**Record set:**
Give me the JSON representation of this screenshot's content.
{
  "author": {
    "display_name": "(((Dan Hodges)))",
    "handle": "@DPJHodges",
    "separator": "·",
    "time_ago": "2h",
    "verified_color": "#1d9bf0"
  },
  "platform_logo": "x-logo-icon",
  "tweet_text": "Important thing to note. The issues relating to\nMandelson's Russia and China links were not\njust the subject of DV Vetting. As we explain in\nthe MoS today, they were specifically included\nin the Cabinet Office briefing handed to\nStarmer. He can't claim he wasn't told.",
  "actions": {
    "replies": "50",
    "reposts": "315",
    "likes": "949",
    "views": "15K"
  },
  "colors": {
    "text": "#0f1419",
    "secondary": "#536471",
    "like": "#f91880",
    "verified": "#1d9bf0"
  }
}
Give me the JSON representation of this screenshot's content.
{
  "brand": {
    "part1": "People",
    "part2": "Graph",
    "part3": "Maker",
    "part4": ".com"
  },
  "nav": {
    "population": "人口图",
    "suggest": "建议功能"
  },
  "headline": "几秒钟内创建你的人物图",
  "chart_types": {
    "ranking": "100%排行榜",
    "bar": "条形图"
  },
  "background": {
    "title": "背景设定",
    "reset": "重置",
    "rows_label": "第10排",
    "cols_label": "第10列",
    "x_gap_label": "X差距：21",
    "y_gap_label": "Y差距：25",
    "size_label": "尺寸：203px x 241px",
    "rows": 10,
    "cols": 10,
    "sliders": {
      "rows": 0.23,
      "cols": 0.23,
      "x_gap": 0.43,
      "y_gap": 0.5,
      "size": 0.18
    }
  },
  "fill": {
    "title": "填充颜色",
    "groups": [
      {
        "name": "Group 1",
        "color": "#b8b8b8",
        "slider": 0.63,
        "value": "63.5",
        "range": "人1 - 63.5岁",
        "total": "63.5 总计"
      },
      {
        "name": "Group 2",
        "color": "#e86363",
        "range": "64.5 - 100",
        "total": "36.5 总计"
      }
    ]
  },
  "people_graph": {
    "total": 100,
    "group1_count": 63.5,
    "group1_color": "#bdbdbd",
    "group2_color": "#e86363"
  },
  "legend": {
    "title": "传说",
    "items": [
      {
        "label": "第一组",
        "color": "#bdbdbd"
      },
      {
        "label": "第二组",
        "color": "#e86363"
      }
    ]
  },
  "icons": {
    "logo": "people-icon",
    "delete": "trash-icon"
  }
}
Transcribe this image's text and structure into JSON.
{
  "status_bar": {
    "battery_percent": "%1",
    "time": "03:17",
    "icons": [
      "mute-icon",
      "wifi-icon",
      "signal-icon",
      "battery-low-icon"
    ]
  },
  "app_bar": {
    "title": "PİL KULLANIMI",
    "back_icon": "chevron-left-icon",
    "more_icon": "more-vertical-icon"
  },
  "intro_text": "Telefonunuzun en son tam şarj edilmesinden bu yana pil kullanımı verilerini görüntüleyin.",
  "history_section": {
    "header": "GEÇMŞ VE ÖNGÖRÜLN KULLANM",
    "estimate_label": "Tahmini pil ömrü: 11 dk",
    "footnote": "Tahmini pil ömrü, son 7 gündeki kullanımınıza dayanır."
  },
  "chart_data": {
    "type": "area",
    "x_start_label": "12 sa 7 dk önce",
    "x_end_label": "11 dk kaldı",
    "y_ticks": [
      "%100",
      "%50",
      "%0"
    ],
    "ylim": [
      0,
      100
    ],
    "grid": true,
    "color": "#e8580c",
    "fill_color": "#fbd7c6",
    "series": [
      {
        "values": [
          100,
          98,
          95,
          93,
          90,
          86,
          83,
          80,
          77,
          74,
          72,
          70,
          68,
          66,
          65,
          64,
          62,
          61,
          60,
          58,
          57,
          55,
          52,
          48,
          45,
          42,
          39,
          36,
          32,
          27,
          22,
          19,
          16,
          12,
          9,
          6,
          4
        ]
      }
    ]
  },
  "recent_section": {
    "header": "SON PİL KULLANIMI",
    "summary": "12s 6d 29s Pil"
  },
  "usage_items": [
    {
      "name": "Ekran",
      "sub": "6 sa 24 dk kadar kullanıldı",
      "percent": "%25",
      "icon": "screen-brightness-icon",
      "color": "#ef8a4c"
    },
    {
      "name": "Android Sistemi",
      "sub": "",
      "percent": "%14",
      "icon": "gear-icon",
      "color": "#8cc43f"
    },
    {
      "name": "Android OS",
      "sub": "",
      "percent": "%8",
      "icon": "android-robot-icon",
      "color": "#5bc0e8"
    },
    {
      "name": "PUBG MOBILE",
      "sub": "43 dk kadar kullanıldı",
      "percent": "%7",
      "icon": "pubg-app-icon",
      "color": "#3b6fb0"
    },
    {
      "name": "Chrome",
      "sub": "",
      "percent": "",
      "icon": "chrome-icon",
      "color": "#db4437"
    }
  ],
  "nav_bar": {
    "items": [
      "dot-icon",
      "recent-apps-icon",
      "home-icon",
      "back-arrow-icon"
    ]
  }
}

**Exercise aim:** Print all of the entries exactly as they appear.

**Output below:**
Give me the JSON representation of this screenshot's content.
{
  "author": {
    "display_name": "(((Dan Hodges)))",
    "handle": "@DPJHodges",
    "separator": "·",
    "time_ago": "2h",
    "verified_color": "#1d9bf0"
  },
  "platform_logo": "x-logo-icon",
  "tweet_text": "Important thing to note. The issues relating to\nMandelson's Russia and China links were not\njust the subject of DV Vetting. As we explain in\nthe MoS today, they were specifically included\nin the Cabinet Office briefing handed to\nStarmer. He can't claim he wasn't told.",
  "actions": {
    "replies": "50",
    "reposts": "315",
    "likes": "949",
    "views": "15K"
  },
  "colors": {
    "text": "#0f1419",
    "secondary": "#536471",
    "like": "#f91880",
    "verified": "#1d9bf0"
  }
}
Give me the JSON representation of this screenshot's content.
{
  "brand": {
    "part1": "People",
    "part2": "Graph",
    "part3": "Maker",
    "part4": ".com"
  },
  "nav": {
    "population": "人口图",
    "suggest": "建议功能"
  },
  "headline": "几秒钟内创建你的人物图",
  "chart_types": {
    "ranking": "100%排行榜",
    "bar": "条形图"
  },
  "background": {
    "title": "背景设定",
    "reset": "重置",
    "rows_label": "第10排",
    "cols_label": "第10列",
    "x_gap_label": "X差距：21",
    "y_gap_label": "Y差距：25",
    "size_label": "尺寸：203px x 241px",
    "rows": 10,
    "cols": 10,
    "sliders": {
      "rows": 0.23,
      "cols": 0.23,
      "x_gap": 0.43,
      "y_gap": 0.5,
      "size": 0.18
    }
  },
  "fill": {
    "title": "填充颜色",
    "groups": [
      {
        "name": "Group 1",
        "color": "#b8b8b8",
        "slider": 0.63,
        "value": "63.5",
        "range": "人1 - 63.5岁",
        "total": "63.5 总计"
      },
      {
        "name": "Group 2",
        "color": "#e86363",
        "range": "64.5 - 100",
        "total": "36.5 总计"
      }
    ]
  },
  "people_graph": {
    "total": 100,
    "group1_count": 63.5,
    "group1_color": "#bdbdbd",
    "group2_color": "#e86363"
  },
  "legend": {
    "title": "传说",
    "items": [
      {
        "label": "第一组",
        "color": "#bdbdbd"
      },
      {
        "label": "第二组",
        "color": "#e86363"
      }
    ]
  },
  "icons": {
    "logo": "people-icon",
    "delete": "trash-icon"
  }
}
Transcribe this image's text and structure into JSON.
{
  "status_bar": {
    "battery_percent": "%1",
    "time": "03:17",
    "icons": [
      "mute-icon",
      "wifi-icon",
      "signal-icon",
      "battery-low-icon"
    ]
  },
  "app_bar": {
    "title": "PİL KULLANIMI",
    "back_icon": "chevron-left-icon",
    "more_icon": "more-vertical-icon"
  },
  "intro_text": "Telefonunuzun en son tam şarj edilmesinden bu yana pil kullanımı verilerini görüntüleyin.",
  "history_section": {
    "header": "GEÇMŞ VE ÖNGÖRÜLN KULLANM",
    "estimate_label": "Tahmini pil ömrü: 11 dk",
    "footnote": "Tahmini pil ömrü, son 7 gündeki kullanımınıza dayanır."
  },
  "chart_data": {
    "type": "area",
    "x_start_label": "12 sa 7 dk önce",
    "x_end_label": "11 dk kaldı",
    "y_ticks": [
      "%100",
      "%50",
      "%0"
    ],
    "ylim": [
      0,
      100
    ],
    "grid": true,
    "color": "#e8580c",
    "fill_color": "#fbd7c6",
    "series": [
      {
        "values": [
          100,
          98,
          95,
          93,
          90,
          86,
          83,
          80,
          77,
          74,
          72,
          70,
          68,
          66,
          65,
          64,
          62,
          61,
          60,
          58,
          57,
          55,
          52,
          48,
          45,
          42,
          39,
          36,
          32,
          27,
          22,
          19,
          16,
          12,
          9,
          6,
          4
        ]
      }
    ]
  },
  "recent_section": {
    "header": "SON PİL KULLANIMI",
    "summary": "12s 6d 29s Pil"
  },
  "usage_items": [
    {
      "name": "Ekran",
      "sub": "6 sa 24 dk kadar kullanıldı",
      "percent": "%25",
      "icon": "screen-brightness-icon",
      "color": "#ef8a4c"
    },
    {
      "name": "Android Sistemi",
      "sub": "",
      "percent": "%14",
      "icon": "gear-icon",
      "color": "#8cc43f"
    },
    {
      "name": "Android OS",
      "sub": "",
      "percent": "%8",
      "icon": "android-robot-icon",
      "color": "#5bc0e8"
    },
    {
      "name": "PUBG MOBILE",
      "sub": "43 dk kadar kullanıldı",
      "percent": "%7",
      "icon": "pubg-app-icon",
      "color": "#3b6fb0"
    },
    {
      "name": "Chrome",
      "sub": "",
      "percent": "",
      "icon": "chrome-icon",
      "color": "#db4437"
    }
  ],
  "nav_bar": {
    "items": [
      "dot-icon",
      "recent-apps-icon",
      "home-icon",
      "back-arrow-icon"
    ]
  }
}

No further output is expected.